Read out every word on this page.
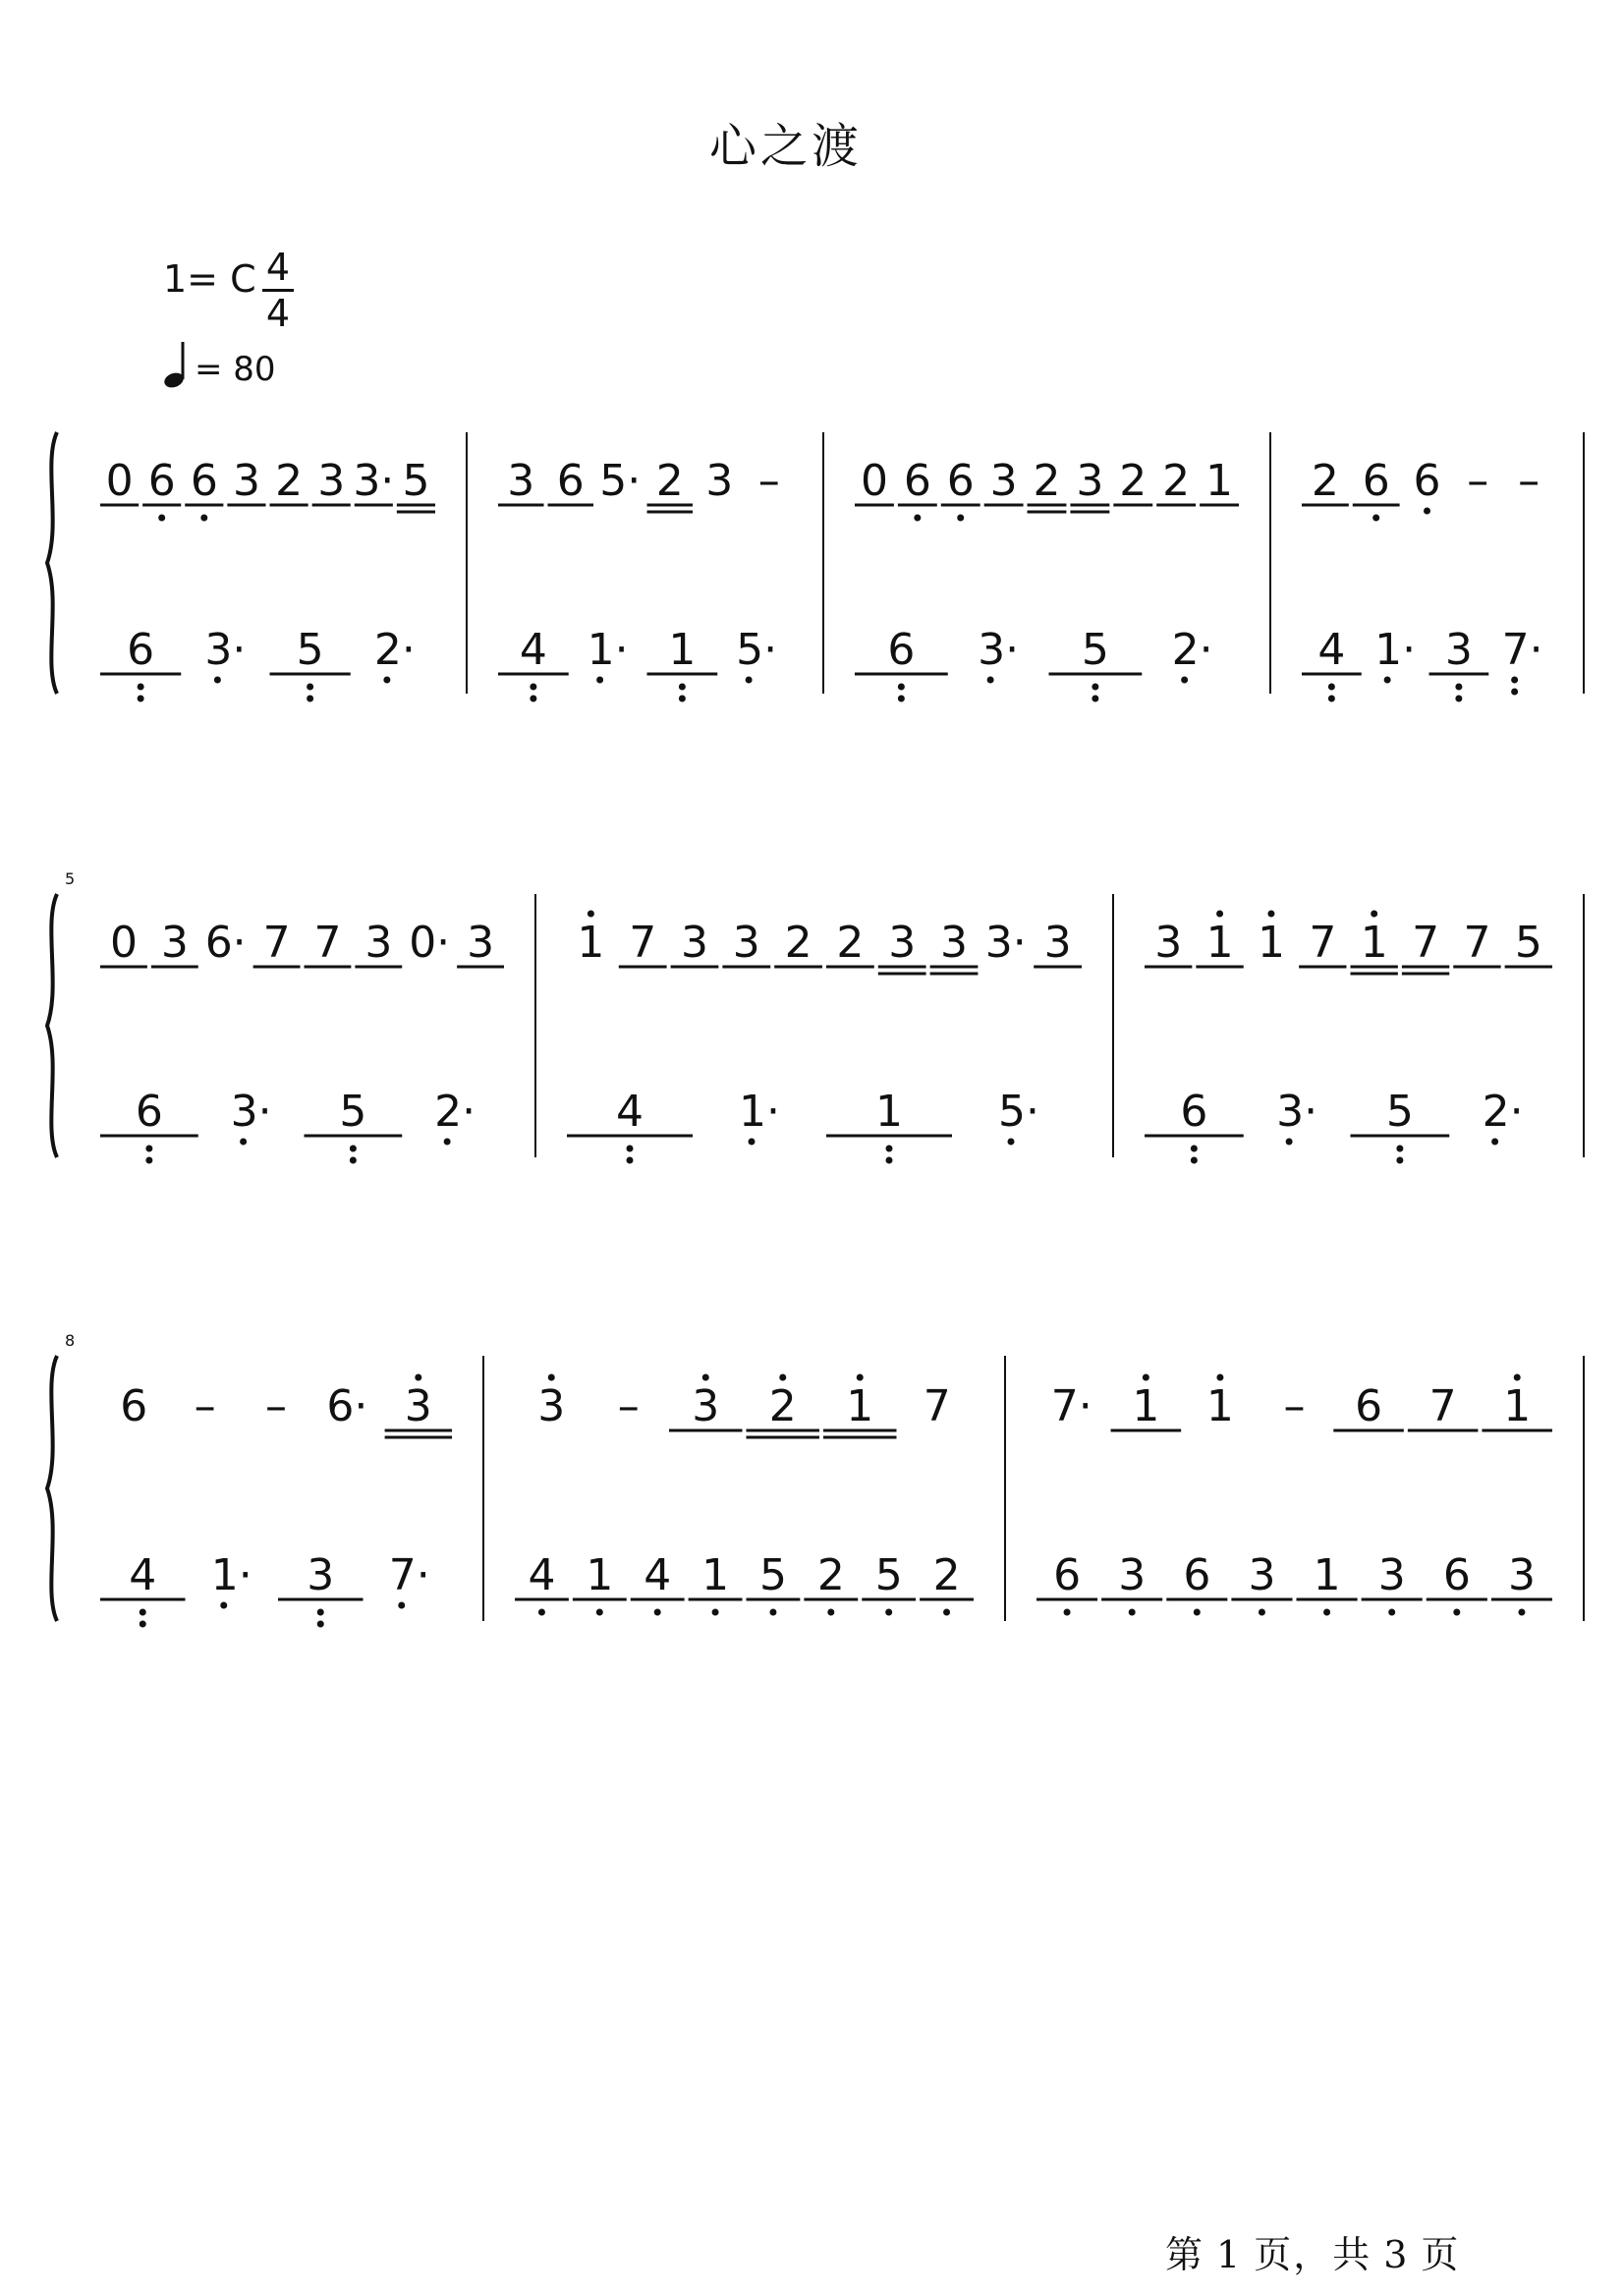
心之渡
1= C 4
4
= 80
0 6 6 3 2 3 3· 5
6 3· 5 2·
3 6 5· 2 3 –
4 1· 1 5·
0 6 6 3 2 3 2 2 1
6 3· 5 2·
2 6 6 – –
4 1· 3 7·
5
0 3 6· 7 7 3 0· 3
6 3· 5 2·
1 7 3 3 2 2 3 3 3· 3
4 1· 1 5·
3 1 1 7 1 7 7 5
6 3· 5 2·
8
6 – – 6· 3
4 1· 3 7·
3 – 3 2 1 7
4 1 4 1 5 2 5 2
7· 1 1 – 6 7 1
6 3 6 3 1 3 6 3
第 1 页，共 3 页
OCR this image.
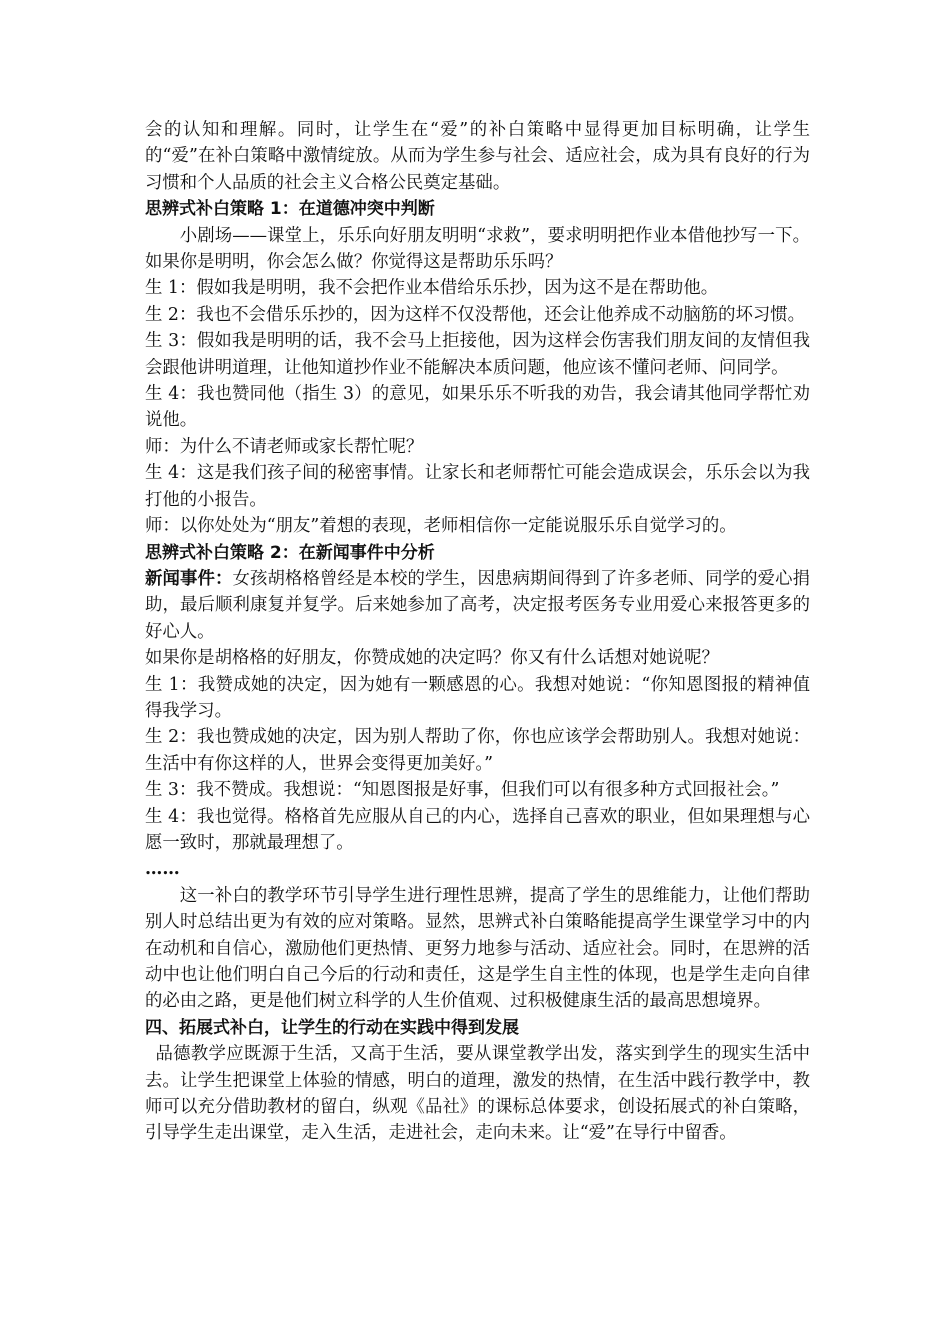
会的认知和理解。同时，让学生在“爱”的补白策略中显得更加目标明确，让学生的“爱”在补白策略中激情绽放。从而为学生参与社会、适应社会，成为具有良好的行为习惯和个人品质的社会主义合格公民奠定基础。

思辨式补白策略 1：在道德冲突中判断

小剧场——课堂上，乐乐向好朋友明明“求救”，要求明明把作业本借他抄写一下。如果你是明明，你会怎么做？你觉得这是帮助乐乐吗？

生 1：假如我是明明，我不会把作业本借给乐乐抄，因为这不是在帮助他。

生 2：我也不会借乐乐抄的，因为这样不仅没帮他，还会让他养成不动脑筋的坏习惯。

生 3：假如我是明明的话，我不会马上拒接他，因为这样会伤害我们朋友间的友情但我会跟他讲明道理，让他知道抄作业不能解决本质问题，他应该不懂问老师、问同学。

生 4：我也赞同他（指生 3）的意见，如果乐乐不听我的劝告，我会请其他同学帮忙劝说他。

师：为什么不请老师或家长帮忙呢？

生 4：这是我们孩子间的秘密事情。让家长和老师帮忙可能会造成误会，乐乐会以为我打他的小报告。

师：以你处处为“朋友”着想的表现，老师相信你一定能说服乐乐自觉学习的。

思辨式补白策略 2：在新闻事件中分析

新闻事件：女孩胡格格曾经是本校的学生，因患病期间得到了许多老师、同学的爱心捐助，最后顺利康复并复学。后来她参加了高考，决定报考医务专业用爱心来报答更多的好心人。

如果你是胡格格的好朋友，你赞成她的决定吗？你又有什么话想对她说呢？

生 1：我赞成她的决定，因为她有一颗感恩的心。我想对她说：“你知恩图报的精神值得我学习。

生 2：我也赞成她的决定，因为别人帮助了你，你也应该学会帮助别人。我想对她说：生活中有你这样的人，世界会变得更加美好。”

生 3：我不赞成。我想说：“知恩图报是好事，但我们可以有很多种方式回报社会。”

生 4：我也觉得。格格首先应服从自己的内心，选择自己喜欢的职业，但如果理想与心愿一致时，那就最理想了。

……

这一补白的教学环节引导学生进行理性思辨，提高了学生的思维能力，让他们帮助别人时总结出更为有效的应对策略。显然，思辨式补白策略能提高学生课堂学习中的内在动机和自信心，激励他们更热情、更努力地参与活动、适应社会。同时，在思辨的活动中也让他们明白自己今后的行动和责任，这是学生自主性的体现，也是学生走向自律的必由之路，更是他们树立科学的人生价值观、过积极健康生活的最高思想境界。

四、拓展式补白，让学生的行动在实践中得到发展

品德教学应既源于生活，又高于生活，要从课堂教学出发，落实到学生的现实生活中去。让学生把课堂上体验的情感，明白的道理，激发的热情，在生活中践行教学中，教师可以充分借助教材的留白，纵观《品社》的课标总体要求，创设拓展式的补白策略，引导学生走出课堂，走入生活，走进社会，走向未来。让“爱”在导行中留香。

━━━━

Your answer should be a single number: the count of lines in the listing that contain the word "适应社会".

*THE ANSWER:* 2